(Figure dataset records)
** start **

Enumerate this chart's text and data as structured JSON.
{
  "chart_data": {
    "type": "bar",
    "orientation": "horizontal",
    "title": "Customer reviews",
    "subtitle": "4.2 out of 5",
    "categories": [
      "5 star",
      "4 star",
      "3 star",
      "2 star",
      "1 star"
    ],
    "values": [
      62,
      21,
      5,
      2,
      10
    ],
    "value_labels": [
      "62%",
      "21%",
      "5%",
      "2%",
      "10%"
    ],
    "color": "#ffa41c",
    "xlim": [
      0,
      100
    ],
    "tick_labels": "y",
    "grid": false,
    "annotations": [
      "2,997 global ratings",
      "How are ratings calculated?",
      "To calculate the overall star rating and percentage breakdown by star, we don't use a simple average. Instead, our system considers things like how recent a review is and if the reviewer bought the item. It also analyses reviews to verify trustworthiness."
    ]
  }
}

** end **

## Directions
Restate every record exactly, leaving nothing out.

## Right answer
Enumerate this chart's text and data as structured JSON.
{
  "chart_data": {
    "type": "bar",
    "orientation": "horizontal",
    "title": "Customer reviews",
    "subtitle": "4.2 out of 5",
    "categories": [
      "5 star",
      "4 star",
      "3 star",
      "2 star",
      "1 star"
    ],
    "values": [
      62,
      21,
      5,
      2,
      10
    ],
    "value_labels": [
      "62%",
      "21%",
      "5%",
      "2%",
      "10%"
    ],
    "color": "#ffa41c",
    "xlim": [
      0,
      100
    ],
    "tick_labels": "y",
    "grid": false,
    "annotations": [
      "2,997 global ratings",
      "How are ratings calculated?",
      "To calculate the overall star rating and percentage breakdown by star, we don't use a simple average. Instead, our system considers things like how recent a review is and if the reviewer bought the item. It also analyses reviews to verify trustworthiness."
    ]
  }
}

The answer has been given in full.